### WHAT YOU HAVE TO DO
Copy every line of the material below word for word, changing nothing.

### INPUT DATA

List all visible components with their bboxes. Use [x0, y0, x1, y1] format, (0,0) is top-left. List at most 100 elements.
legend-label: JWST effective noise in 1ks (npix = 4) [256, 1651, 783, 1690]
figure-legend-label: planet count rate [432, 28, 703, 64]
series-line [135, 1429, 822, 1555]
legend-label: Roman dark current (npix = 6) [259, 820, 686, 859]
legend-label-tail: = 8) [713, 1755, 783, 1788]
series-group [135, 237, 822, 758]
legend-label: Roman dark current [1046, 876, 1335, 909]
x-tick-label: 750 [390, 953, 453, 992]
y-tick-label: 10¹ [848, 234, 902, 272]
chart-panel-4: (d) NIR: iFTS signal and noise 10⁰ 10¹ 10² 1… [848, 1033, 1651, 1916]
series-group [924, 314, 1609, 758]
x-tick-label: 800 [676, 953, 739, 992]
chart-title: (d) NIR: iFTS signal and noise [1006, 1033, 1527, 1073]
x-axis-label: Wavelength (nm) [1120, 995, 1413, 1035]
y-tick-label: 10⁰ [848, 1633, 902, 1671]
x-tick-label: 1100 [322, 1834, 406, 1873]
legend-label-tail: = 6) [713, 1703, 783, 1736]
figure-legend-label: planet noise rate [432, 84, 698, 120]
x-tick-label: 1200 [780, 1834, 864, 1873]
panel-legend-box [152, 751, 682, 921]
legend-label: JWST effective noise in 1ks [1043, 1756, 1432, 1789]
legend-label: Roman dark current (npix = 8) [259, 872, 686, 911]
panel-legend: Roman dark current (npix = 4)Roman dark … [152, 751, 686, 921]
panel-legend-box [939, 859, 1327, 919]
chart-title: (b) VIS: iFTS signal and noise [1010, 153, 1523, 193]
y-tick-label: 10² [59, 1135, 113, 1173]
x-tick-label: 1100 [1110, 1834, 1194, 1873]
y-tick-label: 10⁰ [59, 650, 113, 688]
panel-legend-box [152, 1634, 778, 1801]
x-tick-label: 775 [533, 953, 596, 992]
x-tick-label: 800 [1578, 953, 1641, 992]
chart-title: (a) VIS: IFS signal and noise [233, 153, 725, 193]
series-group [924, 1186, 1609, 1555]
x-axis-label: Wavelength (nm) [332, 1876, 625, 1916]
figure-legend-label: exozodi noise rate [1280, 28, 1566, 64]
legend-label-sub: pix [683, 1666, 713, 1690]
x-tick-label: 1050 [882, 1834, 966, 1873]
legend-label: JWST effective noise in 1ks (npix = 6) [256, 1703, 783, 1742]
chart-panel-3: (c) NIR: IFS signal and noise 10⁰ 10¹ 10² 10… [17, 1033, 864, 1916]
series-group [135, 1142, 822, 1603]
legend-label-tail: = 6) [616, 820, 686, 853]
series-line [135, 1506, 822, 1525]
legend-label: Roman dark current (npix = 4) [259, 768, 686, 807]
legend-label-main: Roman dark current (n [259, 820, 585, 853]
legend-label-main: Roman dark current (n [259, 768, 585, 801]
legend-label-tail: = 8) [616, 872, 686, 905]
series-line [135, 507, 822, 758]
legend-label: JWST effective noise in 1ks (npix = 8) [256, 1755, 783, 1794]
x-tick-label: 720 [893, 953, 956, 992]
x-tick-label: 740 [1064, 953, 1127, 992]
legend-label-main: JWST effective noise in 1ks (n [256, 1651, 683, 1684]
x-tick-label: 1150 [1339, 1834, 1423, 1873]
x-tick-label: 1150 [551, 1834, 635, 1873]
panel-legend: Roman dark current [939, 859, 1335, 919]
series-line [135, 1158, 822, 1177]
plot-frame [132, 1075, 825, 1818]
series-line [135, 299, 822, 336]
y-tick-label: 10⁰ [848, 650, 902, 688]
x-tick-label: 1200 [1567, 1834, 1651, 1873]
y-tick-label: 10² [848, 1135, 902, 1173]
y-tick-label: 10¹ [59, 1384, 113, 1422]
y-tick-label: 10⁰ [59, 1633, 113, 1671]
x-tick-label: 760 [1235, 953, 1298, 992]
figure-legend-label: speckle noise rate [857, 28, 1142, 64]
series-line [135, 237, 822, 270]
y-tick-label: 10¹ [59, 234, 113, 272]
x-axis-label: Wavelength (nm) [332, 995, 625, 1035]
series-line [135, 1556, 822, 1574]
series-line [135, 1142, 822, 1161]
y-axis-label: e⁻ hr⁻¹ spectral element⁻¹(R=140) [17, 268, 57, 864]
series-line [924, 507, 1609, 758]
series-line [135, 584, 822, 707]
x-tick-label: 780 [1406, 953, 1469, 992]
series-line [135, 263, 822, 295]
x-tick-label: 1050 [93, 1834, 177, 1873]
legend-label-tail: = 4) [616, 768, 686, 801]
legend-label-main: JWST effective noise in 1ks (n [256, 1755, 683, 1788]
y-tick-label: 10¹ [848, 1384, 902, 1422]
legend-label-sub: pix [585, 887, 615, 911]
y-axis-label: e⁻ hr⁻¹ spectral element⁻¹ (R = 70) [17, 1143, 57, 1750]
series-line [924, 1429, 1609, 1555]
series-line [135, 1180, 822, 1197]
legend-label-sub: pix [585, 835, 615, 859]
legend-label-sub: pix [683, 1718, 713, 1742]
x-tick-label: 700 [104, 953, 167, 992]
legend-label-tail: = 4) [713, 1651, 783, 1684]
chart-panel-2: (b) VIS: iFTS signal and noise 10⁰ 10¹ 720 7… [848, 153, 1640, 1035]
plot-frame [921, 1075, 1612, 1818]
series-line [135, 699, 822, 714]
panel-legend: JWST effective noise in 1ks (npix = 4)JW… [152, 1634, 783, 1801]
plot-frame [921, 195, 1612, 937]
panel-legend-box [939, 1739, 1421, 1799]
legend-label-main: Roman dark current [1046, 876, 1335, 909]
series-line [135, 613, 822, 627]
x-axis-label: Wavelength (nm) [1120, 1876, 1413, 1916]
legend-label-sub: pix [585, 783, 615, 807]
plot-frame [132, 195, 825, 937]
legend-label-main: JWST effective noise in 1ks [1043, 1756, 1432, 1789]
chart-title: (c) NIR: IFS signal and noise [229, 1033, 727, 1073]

### EXERCISE OUTPUT
List all visible components with their bboxes. Use [x0, y0, x1, y1] format, (0,0) is top-left. List at most 100 elements.
legend-label: JWST effective noise in 1ks (npix = 4) [256, 1651, 783, 1690]
figure-legend-label: planet count rate [432, 28, 703, 64]
series-line [135, 1429, 822, 1555]
legend-label: Roman dark current (npix = 6) [259, 820, 686, 859]
legend-label-tail: = 8) [713, 1755, 783, 1788]
series-group [135, 237, 822, 758]
legend-label: Roman dark current [1046, 876, 1335, 909]
x-tick-label: 750 [390, 953, 453, 992]
y-tick-label: 10¹ [848, 234, 902, 272]
chart-panel-4: (d) NIR: iFTS signal and noise 10⁰ 10¹ 10² 1… [848, 1033, 1651, 1916]
series-group [924, 314, 1609, 758]
x-tick-label: 800 [676, 953, 739, 992]
chart-title: (d) NIR: iFTS signal and noise [1006, 1033, 1527, 1073]
x-axis-label: Wavelength (nm) [1120, 995, 1413, 1035]
y-tick-label: 10⁰ [848, 1633, 902, 1671]
x-tick-label: 1100 [322, 1834, 406, 1873]
legend-label-tail: = 6) [713, 1703, 783, 1736]
figure-legend-label: planet noise rate [432, 84, 698, 120]
x-tick-label: 1200 [780, 1834, 864, 1873]
panel-legend-box [152, 751, 682, 921]
legend-label: JWST effective noise in 1ks [1043, 1756, 1432, 1789]
legend-label: Roman dark current (npix = 8) [259, 872, 686, 911]
panel-legend: Roman dark current (npix = 4)Roman dark … [152, 751, 686, 921]
panel-legend-box [939, 859, 1327, 919]
chart-title: (b) VIS: iFTS signal and noise [1010, 153, 1523, 193]
y-tick-label: 10² [59, 1135, 113, 1173]
x-tick-label: 1100 [1110, 1834, 1194, 1873]
y-tick-label: 10⁰ [59, 650, 113, 688]
panel-legend-box [152, 1634, 778, 1801]
x-tick-label: 775 [533, 953, 596, 992]
x-tick-label: 800 [1578, 953, 1641, 992]
chart-title: (a) VIS: IFS signal and noise [233, 153, 725, 193]
series-group [924, 1186, 1609, 1555]
x-axis-label: Wavelength (nm) [332, 1876, 625, 1916]
figure-legend-label: exozodi noise rate [1280, 28, 1566, 64]
legend-label-sub: pix [683, 1666, 713, 1690]
x-tick-label: 1050 [882, 1834, 966, 1873]
legend-label: JWST effective noise in 1ks (npix = 6) [256, 1703, 783, 1742]
chart-panel-3: (c) NIR: IFS signal and noise 10⁰ 10¹ 10² 10… [17, 1033, 864, 1916]
series-group [135, 1142, 822, 1603]
legend-label-tail: = 6) [616, 820, 686, 853]
series-line [135, 1506, 822, 1525]
legend-label: Roman dark current (npix = 4) [259, 768, 686, 807]
legend-label-main: Roman dark current (n [259, 820, 585, 853]
legend-label-main: Roman dark current (n [259, 768, 585, 801]
legend-label-tail: = 8) [616, 872, 686, 905]
series-line [135, 507, 822, 758]
legend-label: JWST effective noise in 1ks (npix = 8) [256, 1755, 783, 1794]
x-tick-label: 720 [893, 953, 956, 992]
x-tick-label: 740 [1064, 953, 1127, 992]
legend-label-main: JWST effective noise in 1ks (n [256, 1651, 683, 1684]
x-tick-label: 1150 [1339, 1834, 1423, 1873]
x-tick-label: 1150 [551, 1834, 635, 1873]
panel-legend: Roman dark current [939, 859, 1335, 919]
series-line [135, 1158, 822, 1177]
plot-frame [132, 1075, 825, 1818]
series-line [135, 299, 822, 336]
y-tick-label: 10⁰ [848, 650, 902, 688]
x-tick-label: 1200 [1567, 1834, 1651, 1873]
y-tick-label: 10² [848, 1135, 902, 1173]
y-tick-label: 10¹ [59, 1384, 113, 1422]
y-tick-label: 10⁰ [59, 1633, 113, 1671]
x-tick-label: 760 [1235, 953, 1298, 992]
figure-legend-label: speckle noise rate [857, 28, 1142, 64]
series-line [135, 237, 822, 270]
y-tick-label: 10¹ [59, 234, 113, 272]
x-axis-label: Wavelength (nm) [332, 995, 625, 1035]
series-line [135, 1556, 822, 1574]
series-line [135, 1142, 822, 1161]
y-axis-label: e⁻ hr⁻¹ spectral element⁻¹(R=140) [17, 268, 57, 864]
series-line [924, 507, 1609, 758]
series-line [135, 584, 822, 707]
x-tick-label: 780 [1406, 953, 1469, 992]
series-line [135, 263, 822, 295]
x-tick-label: 1050 [93, 1834, 177, 1873]
legend-label-tail: = 4) [616, 768, 686, 801]
legend-label-main: JWST effective noise in 1ks (n [256, 1755, 683, 1788]
y-tick-label: 10¹ [848, 1384, 902, 1422]
legend-label-sub: pix [585, 887, 615, 911]
y-axis-label: e⁻ hr⁻¹ spectral element⁻¹ (R = 70) [17, 1143, 57, 1750]
series-line [924, 1429, 1609, 1555]
series-line [135, 1180, 822, 1197]
legend-label-sub: pix [585, 835, 615, 859]
legend-label-sub: pix [683, 1718, 713, 1742]
x-tick-label: 700 [104, 953, 167, 992]
legend-label-tail: = 4) [713, 1651, 783, 1684]
chart-panel-2: (b) VIS: iFTS signal and noise 10⁰ 10¹ 720 7… [848, 153, 1640, 1035]
plot-frame [921, 1075, 1612, 1818]
series-line [135, 699, 822, 714]
panel-legend: JWST effective noise in 1ks (npix = 4)JW… [152, 1634, 783, 1801]
plot-frame [921, 195, 1612, 937]
panel-legend-box [939, 1739, 1421, 1799]
legend-label-main: Roman dark current [1046, 876, 1335, 909]
series-line [135, 613, 822, 627]
x-axis-label: Wavelength (nm) [1120, 1876, 1413, 1916]
legend-label-sub: pix [585, 783, 615, 807]
plot-frame [132, 195, 825, 937]
legend-label-main: JWST effective noise in 1ks [1043, 1756, 1432, 1789]
chart-title: (c) NIR: IFS signal and noise [229, 1033, 727, 1073]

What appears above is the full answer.